start
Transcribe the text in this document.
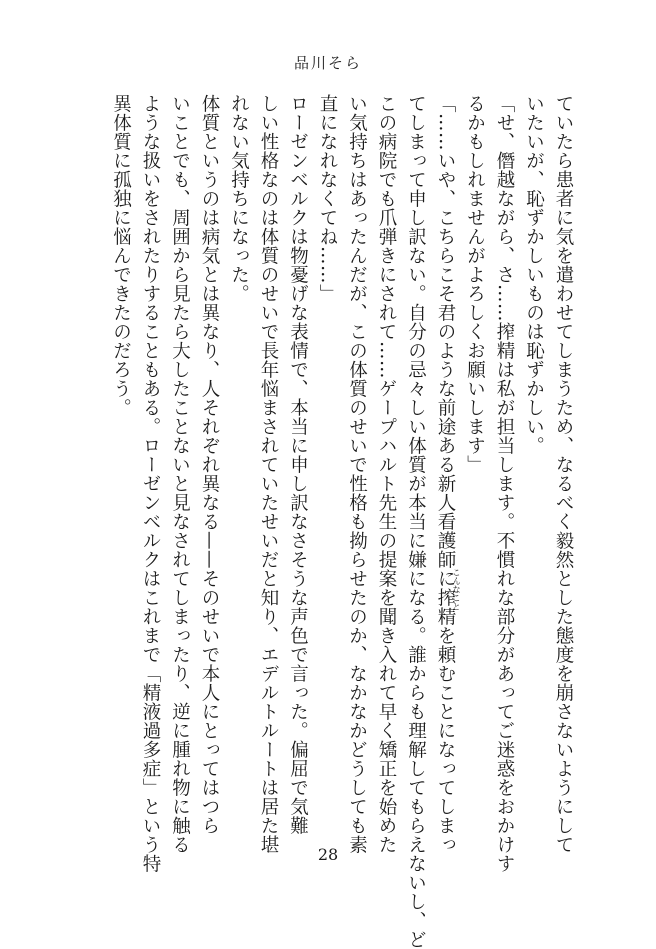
品川そら

ていたら患者に気を遣わせてしまうため、なるべく毅然とした態度を崩さないようにして

いたいが、恥ずかしいものは恥ずかしい。

「せ、僭越ながら、さ……搾精は私が担当します。不慣れな部分があってご迷惑をおかけす

るかもしれませんがよろしくお願いします」

「……いや、こちらこそ君のような前途ある新人看護師に搾精
こんなこと
を頼むことになってしまっ

てしまって申し訳ない。自分の忌々しい体質が本当に嫌になる。誰からも理解してもらえないし、ど

この病院でも爪弾きにされて……ゲープハルト先生の提案を聞き入れて早く矯正を始めた

い気持ちはあったんだが、この体質のせいで性格も拗らせたのか、なかなかどうしても素

直になれなくてね……」

ローゼンベルクは物憂げな表情で、本当に申し訳なさそうな声色で言った。偏屈で気難

しい性格なのは体質のせいで長年悩まされていたせいだと知り、エデルトルートは居た堪

れない気持ちになった。

体質というのは病気とは異なり、人それぞれ異なる——そのせいで本人にとってはつら

いことでも、周囲から見たら大したことないと見なされてしまったり、逆に腫れ物に触る

ような扱いをされたりすることもある。ローゼンベルクはこれまで「精液過多症」という特

異体質に孤独に悩んできたのだろう。

28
end
*Problem to work on*
Using the records above, output their complete text exactly, minus any images.

*Exercise response*
Transcribe the text in this document.
品川そら

ていたら患者に気を遣わせてしまうため、なるべく毅然とした態度を崩さないようにして

いたいが、恥ずかしいものは恥ずかしい。

「せ、僭越ながら、さ……搾精は私が担当します。不慣れな部分があってご迷惑をおかけす

るかもしれませんがよろしくお願いします」

「……いや、こちらこそ君のような前途ある新人看護師に搾精
こんなこと
を頼むことになってしまっ

てしまって申し訳ない。自分の忌々しい体質が本当に嫌になる。誰からも理解してもらえないし、ど

この病院でも爪弾きにされて……ゲープハルト先生の提案を聞き入れて早く矯正を始めた

い気持ちはあったんだが、この体質のせいで性格も拗らせたのか、なかなかどうしても素

直になれなくてね……」

ローゼンベルクは物憂げな表情で、本当に申し訳なさそうな声色で言った。偏屈で気難

しい性格なのは体質のせいで長年悩まされていたせいだと知り、エデルトルートは居た堪

れない気持ちになった。

体質というのは病気とは異なり、人それぞれ異なる——そのせいで本人にとってはつら

いことでも、周囲から見たら大したことないと見なされてしまったり、逆に腫れ物に触る

ような扱いをされたりすることもある。ローゼンベルクはこれまで「精液過多症」という特

異体質に孤独に悩んできたのだろう。

28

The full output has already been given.